» REQUIREMENT
Write every line out verbatim and omit the pictures.

##### PROVIDED INFORMATION #####

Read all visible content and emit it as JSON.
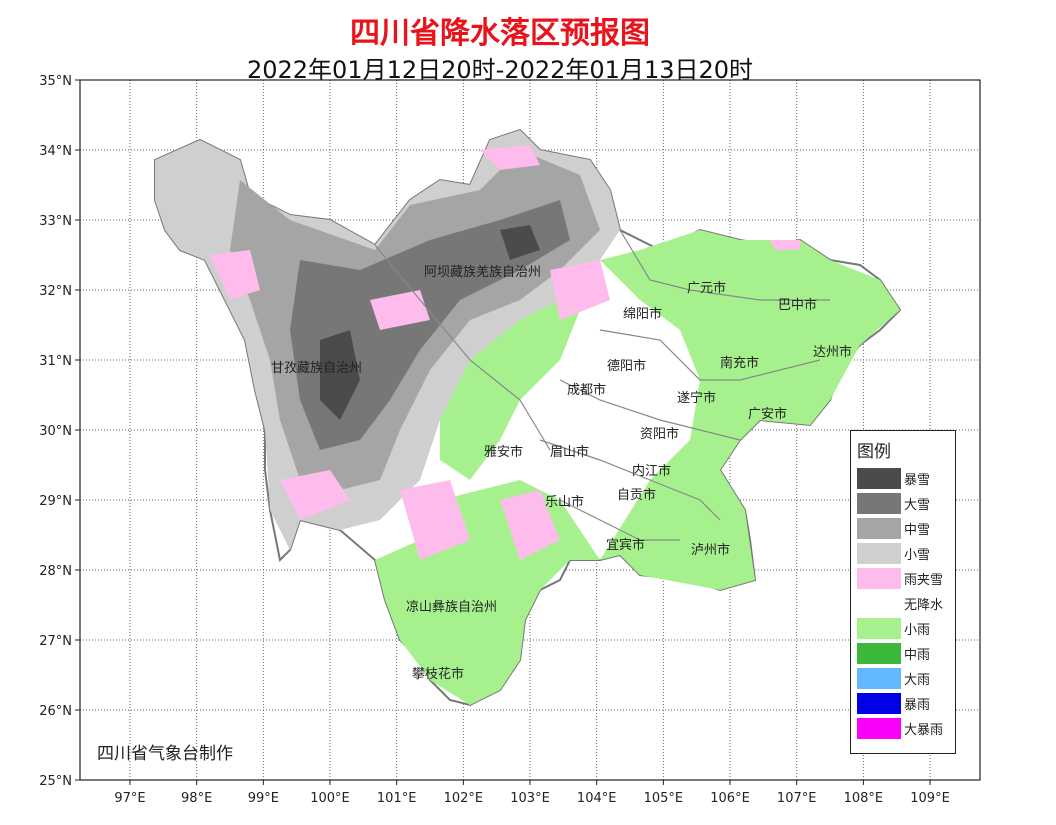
{
  "title": "四川省降水落区预报图",
  "subtitle": "2022年01月12日20时-2022年01月13日20时",
  "credit": "四川省气象台制作",
  "axes": {
    "lon_ticks": [
      "97°E",
      "98°E",
      "99°E",
      "100°E",
      "101°E",
      "102°E",
      "103°E",
      "104°E",
      "105°E",
      "106°E",
      "107°E",
      "108°E",
      "109°E"
    ],
    "lat_ticks": [
      "35°N",
      "34°N",
      "33°N",
      "32°N",
      "31°N",
      "30°N",
      "29°N",
      "28°N",
      "27°N",
      "26°N",
      "25°N"
    ]
  },
  "cities": [
    "阿坝藏族羌族自治州",
    "甘孜藏族自治州",
    "广元市",
    "巴中市",
    "绵阳市",
    "德阳市",
    "南充市",
    "达州市",
    "成都市",
    "遂宁市",
    "广安市",
    "资阳市",
    "雅安市",
    "眉山市",
    "内江市",
    "乐山市",
    "自贡市",
    "宜宾市",
    "泸州市",
    "凉山彝族自治州",
    "攀枝花市"
  ],
  "legend": {
    "title": "图例",
    "items": [
      {
        "label": "暴雪",
        "color": "#4b4b4b"
      },
      {
        "label": "大雪",
        "color": "#777777"
      },
      {
        "label": "中雪",
        "color": "#a5a5a5"
      },
      {
        "label": "小雪",
        "color": "#cfcfcf"
      },
      {
        "label": "雨夹雪",
        "color": "#fdbcec"
      },
      {
        "label": "无降水",
        "color": "#ffffff"
      },
      {
        "label": "小雨",
        "color": "#a6f18e"
      },
      {
        "label": "中雨",
        "color": "#3bb83b"
      },
      {
        "label": "大雨",
        "color": "#64b8ff"
      },
      {
        "label": "暴雨",
        "color": "#0000e6"
      },
      {
        "label": "大暴雨",
        "color": "#fa00fa"
      }
    ]
  }
}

#####

» SOLUTION
Read all visible content and emit it as JSON.
{
  "title": "四川省降水落区预报图",
  "subtitle": "2022年01月12日20时-2022年01月13日20时",
  "credit": "四川省气象台制作",
  "axes": {
    "lon_ticks": [
      "97°E",
      "98°E",
      "99°E",
      "100°E",
      "101°E",
      "102°E",
      "103°E",
      "104°E",
      "105°E",
      "106°E",
      "107°E",
      "108°E",
      "109°E"
    ],
    "lat_ticks": [
      "35°N",
      "34°N",
      "33°N",
      "32°N",
      "31°N",
      "30°N",
      "29°N",
      "28°N",
      "27°N",
      "26°N",
      "25°N"
    ]
  },
  "cities": [
    "阿坝藏族羌族自治州",
    "甘孜藏族自治州",
    "广元市",
    "巴中市",
    "绵阳市",
    "德阳市",
    "南充市",
    "达州市",
    "成都市",
    "遂宁市",
    "广安市",
    "资阳市",
    "雅安市",
    "眉山市",
    "内江市",
    "乐山市",
    "自贡市",
    "宜宾市",
    "泸州市",
    "凉山彝族自治州",
    "攀枝花市"
  ],
  "legend": {
    "title": "图例",
    "items": [
      {
        "label": "暴雪",
        "color": "#4b4b4b"
      },
      {
        "label": "大雪",
        "color": "#777777"
      },
      {
        "label": "中雪",
        "color": "#a5a5a5"
      },
      {
        "label": "小雪",
        "color": "#cfcfcf"
      },
      {
        "label": "雨夹雪",
        "color": "#fdbcec"
      },
      {
        "label": "无降水",
        "color": "#ffffff"
      },
      {
        "label": "小雨",
        "color": "#a6f18e"
      },
      {
        "label": "中雨",
        "color": "#3bb83b"
      },
      {
        "label": "大雨",
        "color": "#64b8ff"
      },
      {
        "label": "暴雨",
        "color": "#0000e6"
      },
      {
        "label": "大暴雨",
        "color": "#fa00fa"
      }
    ]
  }
}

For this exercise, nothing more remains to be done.